▶ Task prompt
Report all lines holding "text".

▶ Data for the task
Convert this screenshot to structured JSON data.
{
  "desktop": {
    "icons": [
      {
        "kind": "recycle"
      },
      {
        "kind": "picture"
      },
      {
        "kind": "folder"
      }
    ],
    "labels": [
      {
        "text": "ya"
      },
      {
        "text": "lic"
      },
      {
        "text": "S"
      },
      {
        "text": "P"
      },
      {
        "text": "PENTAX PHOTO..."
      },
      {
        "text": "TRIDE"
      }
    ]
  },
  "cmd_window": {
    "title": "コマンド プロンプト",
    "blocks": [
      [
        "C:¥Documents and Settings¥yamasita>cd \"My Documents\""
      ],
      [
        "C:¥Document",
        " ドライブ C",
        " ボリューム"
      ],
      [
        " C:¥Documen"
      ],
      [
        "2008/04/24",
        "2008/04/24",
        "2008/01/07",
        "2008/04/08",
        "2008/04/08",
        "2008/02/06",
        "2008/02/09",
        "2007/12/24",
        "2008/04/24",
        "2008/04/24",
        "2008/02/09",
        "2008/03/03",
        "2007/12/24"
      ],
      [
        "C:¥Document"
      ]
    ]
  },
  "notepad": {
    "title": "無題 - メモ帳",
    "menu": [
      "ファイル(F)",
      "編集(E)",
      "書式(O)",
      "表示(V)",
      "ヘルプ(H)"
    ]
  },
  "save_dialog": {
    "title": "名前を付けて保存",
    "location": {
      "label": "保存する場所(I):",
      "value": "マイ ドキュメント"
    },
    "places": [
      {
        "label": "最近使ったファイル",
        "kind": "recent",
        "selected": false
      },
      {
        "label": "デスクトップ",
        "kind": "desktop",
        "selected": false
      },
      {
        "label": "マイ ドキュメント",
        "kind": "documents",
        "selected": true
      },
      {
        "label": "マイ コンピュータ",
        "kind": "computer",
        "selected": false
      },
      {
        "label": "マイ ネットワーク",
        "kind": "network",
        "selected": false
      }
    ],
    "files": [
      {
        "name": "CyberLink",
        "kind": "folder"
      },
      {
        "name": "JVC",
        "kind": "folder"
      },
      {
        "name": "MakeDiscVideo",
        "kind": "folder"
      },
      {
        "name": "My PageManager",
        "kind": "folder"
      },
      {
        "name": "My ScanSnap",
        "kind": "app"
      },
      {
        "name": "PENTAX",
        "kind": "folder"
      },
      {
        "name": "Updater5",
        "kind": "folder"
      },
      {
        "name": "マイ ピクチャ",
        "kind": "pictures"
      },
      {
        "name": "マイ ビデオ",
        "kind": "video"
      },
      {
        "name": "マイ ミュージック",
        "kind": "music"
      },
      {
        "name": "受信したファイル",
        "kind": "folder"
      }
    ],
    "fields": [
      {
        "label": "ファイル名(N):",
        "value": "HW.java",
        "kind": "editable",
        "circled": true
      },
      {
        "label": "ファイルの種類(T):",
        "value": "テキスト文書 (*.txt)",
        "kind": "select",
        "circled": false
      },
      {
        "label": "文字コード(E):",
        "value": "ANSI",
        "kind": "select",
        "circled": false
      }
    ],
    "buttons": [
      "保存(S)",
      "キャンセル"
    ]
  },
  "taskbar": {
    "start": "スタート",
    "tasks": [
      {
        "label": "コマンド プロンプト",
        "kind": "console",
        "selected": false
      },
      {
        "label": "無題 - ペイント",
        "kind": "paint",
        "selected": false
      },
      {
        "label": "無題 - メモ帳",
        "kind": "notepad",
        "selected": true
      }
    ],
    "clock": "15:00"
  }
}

▶ Result of the exercise
        "text": "ya"
        "text": "lic"
        "text": "S"
        "text": "P"
        "text": "PENTAX PHOTO..."
        "text": "TRIDE"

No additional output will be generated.